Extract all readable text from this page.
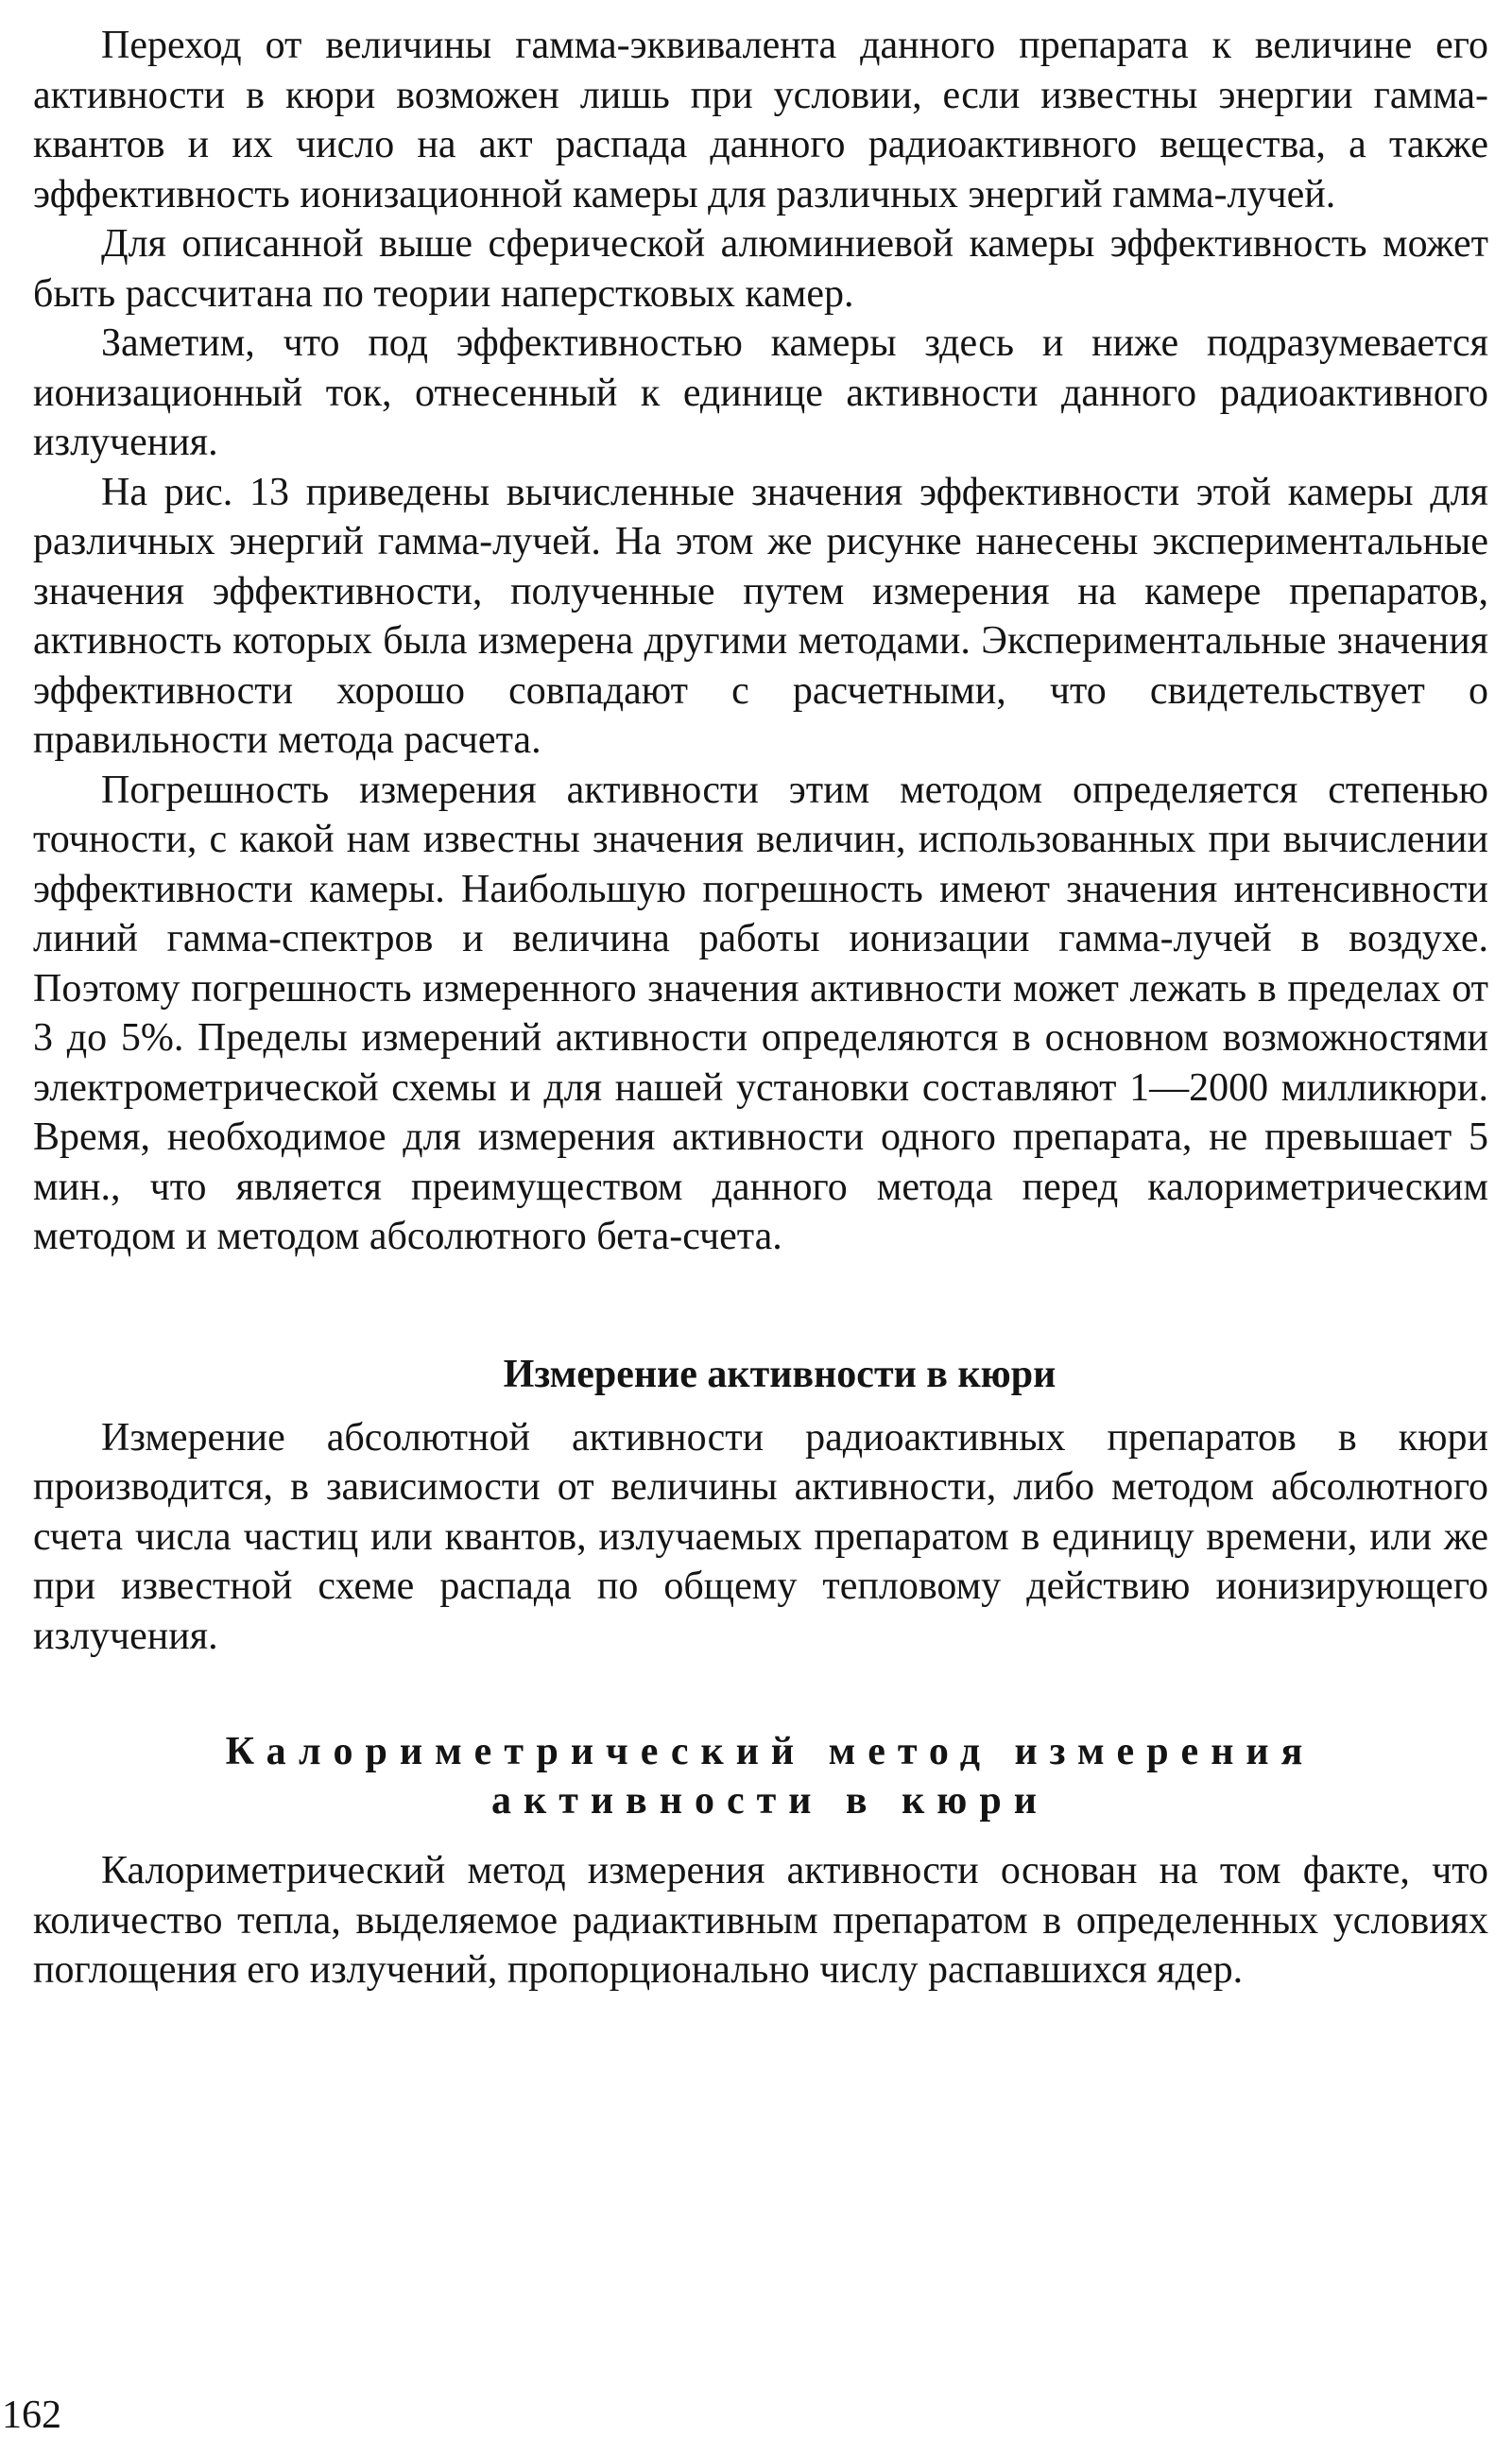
Переход от величины гамма-эквивалента данного препарата к величине его активности в кюри возможен лишь при условии, если известны энергии гамма-квантов и их число на акт распада данного радиоактивного вещества, а также эффективность ионизационной камеры для различных энергий гамма-лучей.

Для описанной выше сферической алюминиевой камеры эффективность может быть рассчитана по теории наперстковых камер.

Заметим, что под эффективностью камеры здесь и ниже подразумевается ионизационный ток, отнесенный к единице активности данного радиоактивного излучения.

На рис. 13 приведены вычисленные значения эффективности этой камеры для различных энергий гамма-лучей. На этом же рисунке нанесены экспериментальные значения эффективности, полученные путем измерения на камере препаратов, активность которых была измерена другими методами. Экспериментальные значения эффективности хорошо совпадают с расчетными, что свидетельствует о правильности метода расчета.

Погрешность измерения активности этим методом определяется степенью точности, с какой нам известны значения величин, использованных при вычислении эффективности камеры. Наибольшую погрешность имеют значения интенсивности линий гамма-спектров и величина работы ионизации гамма-лучей в воздухе. Поэтому погрешность измеренного значения активности может лежать в пределах от 3 до 5%. Пределы измерений активности определяются в основном возможностями электрометрической схемы и для нашей установки составляют 1—2000 милликюри. Время, необходимое для измерения активности одного препарата, не превышает 5 мин., что является преимуществом данного метода перед калориметрическим методом и методом абсолютного бета-счета.

Измерение активности в кюри

Измерение абсолютной активности радиоактивных препаратов в кюри производится, в зависимости от величины активности, либо методом абсолютного счета числа частиц или квантов, излучаемых препаратом в единицу времени, или же при известной схеме распада по общему тепловому действию ионизирующего излучения.

Калориметрический метод измерения
активности в кюри

Калориметрический метод измерения активности основан на том факте, что количество тепла, выделяемое радиактивным препаратом в определенных условиях поглощения его излучений, пропорционально числу распавшихся ядер.

162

——————————

§ **TO BE DONE**:
Among the lines of the listing, how many hold the string "распада"? Respond with only the number.

§ **WORKED SOLUTION**:
2